Requirements
Read through the data and report every line in which the word "придают" occurs.

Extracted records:
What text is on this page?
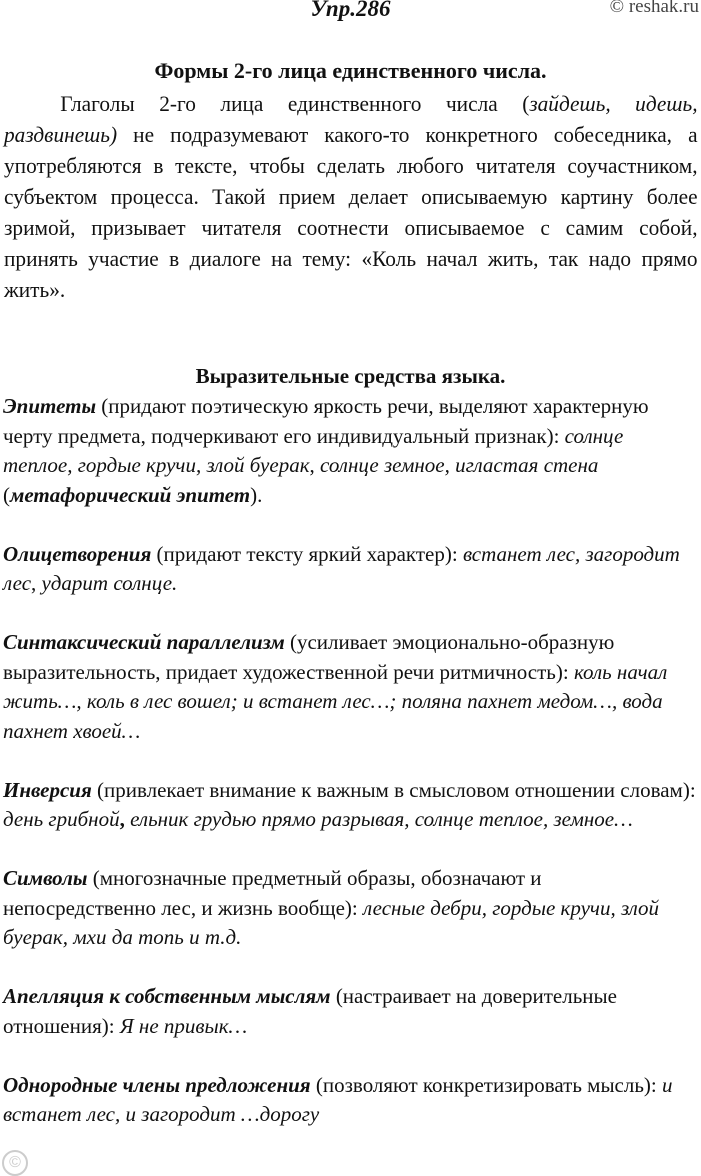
Упр.286	© reshak.ru
Формы 2-го лица единственного числа.
Глаголы 2-го лица единственного числа (зайдешь, идешь, раздвинешь) не подразумевают какого-то конкретного собеседника, а употребляются в тексте, чтобы сделать любого читателя соучастником, субъектом процесса. Такой прием делает описываемую картину более зримой, призывает читателя соотнести описываемое с самим собой, принять участие в диалоге на тему: «Коль начал жить, так надо прямо жить».
Выразительные средства языка.
Эпитеты (придают поэтическую яркость речи, выделяют характерную черту предмета, подчеркивают его индивидуальный признак): солнце теплое, гордые кручи, злой буерак, солнце земное, игластая стена (метафорический эпитет).
Олицетворения (придают тексту яркий характер): встанет лес, загородит лес, ударит солнце.
Синтаксический параллелизм (усиливает эмоционально-образную выразительность, придает художественной речи ритмичность): коль начал жить…, коль в лес вошел; и встанет лес…; поляна пахнет медом…, вода пахнет хвоей…
Инверсия (привлекает внимание к важным в смысловом отношении словам): день грибной, ельник грудью прямо разрывая, солнце теплое, земное…
Символы (многозначные предметный образы, обозначают и непосредственно лес, и жизнь вообще): лесные дебри, гордые кручи, злой буерак, мхи да топь и т.д.
Апелляция к собственным мыслям (настраивает на доверительные отношения): Я не привык…
Однородные члены предложения (позволяют конкретизировать мысль): и встанет лес, и загородит …дорогу
©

In response
Эпитеты (придают поэтическую яркость речи, выделяют характерную черту предмета, подчеркивают его индивидуальный признак): солнце теплое, гордые кручи, злой буерак, солнце земное, игластая стена (метафорический эпитет).
Олицетворения (придают тексту яркий характер): встанет лес, загородит лес, ударит солнце.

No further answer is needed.